### Your goal:
Skip the pictures and extract all of the lines exactly as written.

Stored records
============================================================
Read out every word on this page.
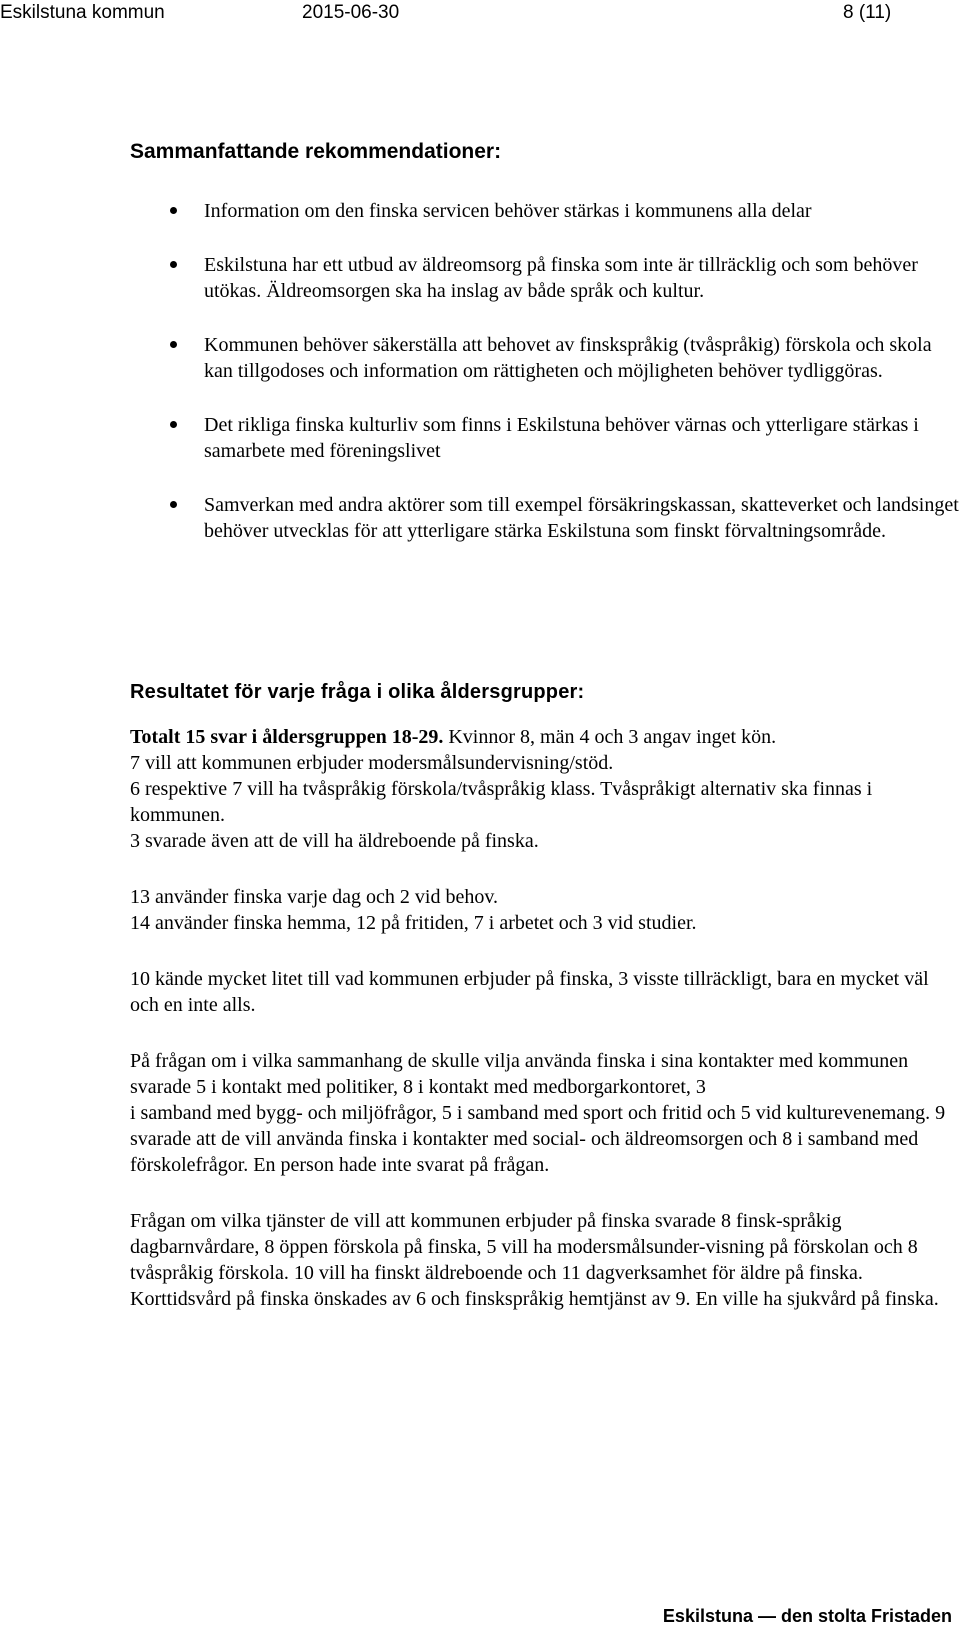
Eskilstuna kommun	2015-06-30	8 (11)
Sammanfattande rekommendationer:
Information om den finska servicen behöver stärkas i kommunens alla delar
Eskilstuna har ett utbud av äldreomsorg på finska som inte är tillräcklig och som behöver utökas. Äldreomsorgen ska ha inslag av både språk och kultur.
Kommunen behöver säkerställa att behovet av finskspråkig (tvåspråkig) förskola och skola kan tillgodoses och information om rättigheten och möjligheten behöver tydliggöras.
Det rikliga finska kulturliv som finns i Eskilstuna behöver värnas och ytterligare stärkas i samarbete med föreningslivet
Samverkan med andra aktörer som till exempel försäkringskassan, skatteverket och landsinget behöver utvecklas för att ytterligare stärka Eskilstuna som finskt förvaltningsområde.
Resultatet för varje fråga i olika åldersgrupper:

Totalt 15 svar i åldersgruppen 18-29. Kvinnor 8, män 4 och 3 angav inget kön.

7 vill att kommunen erbjuder modersmålsundervisning/stöd.

6 respektive 7 vill ha tvåspråkig förskola/tvåspråkig klass. Tvåspråkigt alternativ ska finnas i kommunen.

3 svarade även att de vill ha äldreboende på finska.

13 använder finska varje dag och 2 vid behov.

14 använder finska hemma, 12 på fritiden, 7 i arbetet och 3 vid studier.

10 kände mycket litet till vad kommunen erbjuder på finska, 3 visste tillräckligt, bara en mycket väl och en inte alls.

På frågan om i vilka sammanhang de skulle vilja använda finska i sina kontakter med kommunen svarade 5 i kontakt med politiker, 8 i kontakt med medborgarkontoret, 3

i samband med bygg- och miljöfrågor, 5 i samband med sport och fritid och 5 vid kulturevenemang. 9 svarade att de vill använda finska i kontakter med social- och äldreomsorgen och 8 i samband med förskolefrågor. En person hade inte svarat på frågan.

Frågan om vilka tjänster de vill att kommunen erbjuder på finska svarade 8 finsk-språkig dagbarnvårdare, 8 öppen förskola på finska, 5 vill ha modersmålsunder-visning på förskolan och 8 tvåspråkig förskola. 10 vill ha finskt äldreboende och 11 dagverksamhet för äldre på finska. Korttidsvård på finska önskades av 6 och finskspråkig hemtjänst av 9. En ville ha sjukvård på finska.

Eskilstuna — den stolta Fristaden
============================================================
### Result:
Read out every word on this page.
Eskilstuna kommun	2015-06-30	8 (11)
Sammanfattande rekommendationer:
Information om den finska servicen behöver stärkas i kommunens alla delar
Eskilstuna har ett utbud av äldreomsorg på finska som inte är tillräcklig och som behöver utökas. Äldreomsorgen ska ha inslag av både språk och kultur.
Kommunen behöver säkerställa att behovet av finskspråkig (tvåspråkig) förskola och skola kan tillgodoses och information om rättigheten och möjligheten behöver tydliggöras.
Det rikliga finska kulturliv som finns i Eskilstuna behöver värnas och ytterligare stärkas i samarbete med föreningslivet
Samverkan med andra aktörer som till exempel försäkringskassan, skatteverket och landsinget behöver utvecklas för att ytterligare stärka Eskilstuna som finskt förvaltningsområde.
Resultatet för varje fråga i olika åldersgrupper:

Totalt 15 svar i åldersgruppen 18-29. Kvinnor 8, män 4 och 3 angav inget kön.

7 vill att kommunen erbjuder modersmålsundervisning/stöd.

6 respektive 7 vill ha tvåspråkig förskola/tvåspråkig klass. Tvåspråkigt alternativ ska finnas i kommunen.

3 svarade även att de vill ha äldreboende på finska.

13 använder finska varje dag och 2 vid behov.

14 använder finska hemma, 12 på fritiden, 7 i arbetet och 3 vid studier.

10 kände mycket litet till vad kommunen erbjuder på finska, 3 visste tillräckligt, bara en mycket väl och en inte alls.

På frågan om i vilka sammanhang de skulle vilja använda finska i sina kontakter med kommunen svarade 5 i kontakt med politiker, 8 i kontakt med medborgarkontoret, 3

i samband med bygg- och miljöfrågor, 5 i samband med sport och fritid och 5 vid kulturevenemang. 9 svarade att de vill använda finska i kontakter med social- och äldreomsorgen och 8 i samband med förskolefrågor. En person hade inte svarat på frågan.

Frågan om vilka tjänster de vill att kommunen erbjuder på finska svarade 8 finsk-språkig dagbarnvårdare, 8 öppen förskola på finska, 5 vill ha modersmålsunder-visning på förskolan och 8 tvåspråkig förskola. 10 vill ha finskt äldreboende och 11 dagverksamhet för äldre på finska. Korttidsvård på finska önskades av 6 och finskspråkig hemtjänst av 9. En ville ha sjukvård på finska.

Eskilstuna — den stolta Fristaden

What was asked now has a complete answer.